■ Exercise material
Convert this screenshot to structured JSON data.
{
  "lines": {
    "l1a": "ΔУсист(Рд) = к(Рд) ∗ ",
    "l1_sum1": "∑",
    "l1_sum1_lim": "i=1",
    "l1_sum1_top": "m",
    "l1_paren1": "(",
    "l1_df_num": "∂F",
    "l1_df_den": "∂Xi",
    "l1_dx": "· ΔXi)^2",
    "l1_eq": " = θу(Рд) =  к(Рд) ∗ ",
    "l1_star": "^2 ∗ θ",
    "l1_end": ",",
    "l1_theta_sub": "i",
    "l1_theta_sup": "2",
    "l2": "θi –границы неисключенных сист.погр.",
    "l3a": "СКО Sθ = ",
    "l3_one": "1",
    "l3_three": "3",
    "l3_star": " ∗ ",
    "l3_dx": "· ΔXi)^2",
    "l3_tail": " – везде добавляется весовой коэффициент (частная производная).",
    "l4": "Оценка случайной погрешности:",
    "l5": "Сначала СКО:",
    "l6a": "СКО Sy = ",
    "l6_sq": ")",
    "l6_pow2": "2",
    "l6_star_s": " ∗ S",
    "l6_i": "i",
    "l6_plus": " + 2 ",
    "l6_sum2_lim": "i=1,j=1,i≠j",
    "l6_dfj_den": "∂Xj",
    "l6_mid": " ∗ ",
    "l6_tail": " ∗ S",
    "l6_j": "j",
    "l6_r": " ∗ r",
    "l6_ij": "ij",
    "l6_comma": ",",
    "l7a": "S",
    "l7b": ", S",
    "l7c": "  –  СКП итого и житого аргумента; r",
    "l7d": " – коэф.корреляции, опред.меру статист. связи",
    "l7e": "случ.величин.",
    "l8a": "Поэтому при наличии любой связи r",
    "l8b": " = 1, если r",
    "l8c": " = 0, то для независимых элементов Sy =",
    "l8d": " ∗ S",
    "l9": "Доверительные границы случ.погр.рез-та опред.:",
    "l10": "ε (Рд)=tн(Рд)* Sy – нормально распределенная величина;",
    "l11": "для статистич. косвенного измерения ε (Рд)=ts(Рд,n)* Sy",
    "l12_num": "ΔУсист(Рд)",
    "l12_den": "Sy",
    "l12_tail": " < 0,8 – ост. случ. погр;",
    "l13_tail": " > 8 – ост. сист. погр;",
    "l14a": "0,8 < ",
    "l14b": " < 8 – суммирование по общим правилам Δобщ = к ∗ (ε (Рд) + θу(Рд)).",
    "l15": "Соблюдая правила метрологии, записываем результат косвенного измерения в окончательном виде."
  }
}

■ Short exercise
Give the data again, exactly as it stands.

■ Result of the exercise
Convert this screenshot to structured JSON data.
{
  "lines": {
    "l1a": "ΔУсист(Рд) = к(Рд) ∗ ",
    "l1_sum1": "∑",
    "l1_sum1_lim": "i=1",
    "l1_sum1_top": "m",
    "l1_paren1": "(",
    "l1_df_num": "∂F",
    "l1_df_den": "∂Xi",
    "l1_dx": "· ΔXi)^2",
    "l1_eq": " = θу(Рд) =  к(Рд) ∗ ",
    "l1_star": "^2 ∗ θ",
    "l1_end": ",",
    "l1_theta_sub": "i",
    "l1_theta_sup": "2",
    "l2": "θi –границы неисключенных сист.погр.",
    "l3a": "СКО Sθ = ",
    "l3_one": "1",
    "l3_three": "3",
    "l3_star": " ∗ ",
    "l3_dx": "· ΔXi)^2",
    "l3_tail": " – везде добавляется весовой коэффициент (частная производная).",
    "l4": "Оценка случайной погрешности:",
    "l5": "Сначала СКО:",
    "l6a": "СКО Sy = ",
    "l6_sq": ")",
    "l6_pow2": "2",
    "l6_star_s": " ∗ S",
    "l6_i": "i",
    "l6_plus": " + 2 ",
    "l6_sum2_lim": "i=1,j=1,i≠j",
    "l6_dfj_den": "∂Xj",
    "l6_mid": " ∗ ",
    "l6_tail": " ∗ S",
    "l6_j": "j",
    "l6_r": " ∗ r",
    "l6_ij": "ij",
    "l6_comma": ",",
    "l7a": "S",
    "l7b": ", S",
    "l7c": "  –  СКП итого и житого аргумента; r",
    "l7d": " – коэф.корреляции, опред.меру статист. связи",
    "l7e": "случ.величин.",
    "l8a": "Поэтому при наличии любой связи r",
    "l8b": " = 1, если r",
    "l8c": " = 0, то для независимых элементов Sy =",
    "l8d": " ∗ S",
    "l9": "Доверительные границы случ.погр.рез-та опред.:",
    "l10": "ε (Рд)=tн(Рд)* Sy – нормально распределенная величина;",
    "l11": "для статистич. косвенного измерения ε (Рд)=ts(Рд,n)* Sy",
    "l12_num": "ΔУсист(Рд)",
    "l12_den": "Sy",
    "l12_tail": " < 0,8 – ост. случ. погр;",
    "l13_tail": " > 8 – ост. сист. погр;",
    "l14a": "0,8 < ",
    "l14b": " < 8 – суммирование по общим правилам Δобщ = к ∗ (ε (Рд) + θу(Рд)).",
    "l15": "Соблюдая правила метрологии, записываем результат косвенного измерения в окончательном виде."
  }
}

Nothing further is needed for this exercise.